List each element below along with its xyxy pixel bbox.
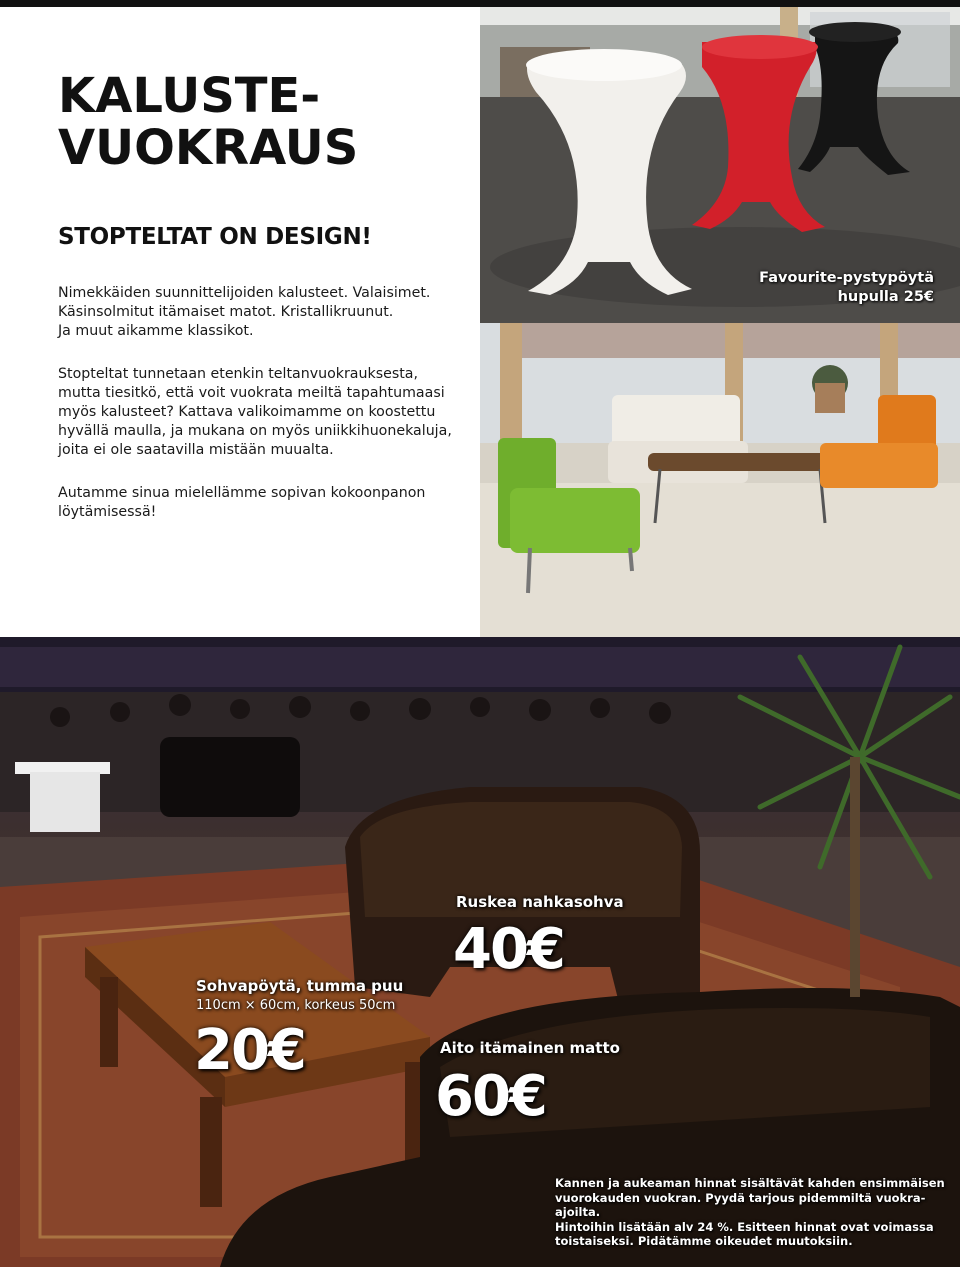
caption-line: hupulla 25€ [837, 289, 934, 305]
intro-line: Nimekkäiden suunnittelijoiden kalusteet. Valaisimet. [58, 285, 431, 301]
subtitle: STOPTELTAT ON DESIGN! [58, 224, 372, 250]
intro-line: Käsinsolmitut itämaiset matot. Kristallikruunut. [58, 304, 394, 320]
sofa-price: 40€ [453, 917, 564, 982]
body-line: joita ei ole saatavilla mistään muualta. [58, 442, 334, 458]
closing-line: löytämisessä! [58, 504, 157, 520]
event-hall-photo [0, 637, 960, 1267]
page-title [58, 70, 468, 174]
sofa-label: Ruskea nahkasohva [456, 893, 624, 911]
note-line: vuorokauden vuokran. Pyydä tarjous pidemmiltä vuokra-ajoilta. [555, 1190, 926, 1219]
closing-paragraph [58, 484, 468, 522]
body-line: hyvällä maulla, ja mukana on myös uniikkihuonekaluja, [58, 423, 452, 439]
title-line-2: VUOKRAUS [58, 120, 359, 176]
note-line: toistaiseksi. Pidätämme oikeudet muutoksiin. [555, 1234, 853, 1248]
cocktail-tables-photo [480, 7, 960, 323]
caption-line: Favourite-pystypöytä [759, 270, 934, 286]
body-paragraph [58, 365, 468, 460]
table-price: 20€ [194, 1018, 305, 1083]
body-line: Stopteltat tunnetaan etenkin teltanvuokrauksesta, [58, 366, 418, 382]
closing-line: Autamme sinua mielellämme sopivan kokoonpanon [58, 485, 426, 501]
rug-label: Aito itämainen matto [440, 1039, 620, 1057]
rug-price: 60€ [435, 1064, 546, 1129]
note-line: Kannen ja aukeaman hinnat sisältävät kahden ensimmäisen [555, 1176, 945, 1190]
table-label: Sohvapöytä, tumma puu [196, 977, 404, 995]
pricing-note [555, 1176, 945, 1249]
body-line: myös kalusteet? Kattava valikoimamme on koostettu [58, 404, 436, 420]
title-line-1: KALUSTE- [58, 68, 321, 124]
lounge-furniture-illustration [480, 323, 960, 637]
intro-paragraph [58, 284, 468, 341]
table-dimensions: 110cm × 60cm, korkeus 50cm [196, 998, 396, 1013]
cocktail-table-caption [759, 269, 934, 307]
top-bar [0, 0, 960, 7]
lounge-furniture-photo [480, 323, 960, 637]
intro-line: Ja muut aikamme klassikot. [58, 323, 254, 339]
text-column [58, 70, 468, 522]
note-line: Hintoihin lisätään alv 24 %. Esitteen hinnat ovat voimassa [555, 1219, 934, 1234]
body-line: mutta tiesitkö, että voit vuokrata meiltä tapahtumaasi [58, 385, 445, 401]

________

THE TASK: Find every line in the entries above that contains the string "price", and copy each one out.

ANSWER FOR THIS EXERCISE:
sofa-price: 40€ [453, 917, 564, 982]
table-price: 20€ [194, 1018, 305, 1083]
rug-price: 60€ [435, 1064, 546, 1129]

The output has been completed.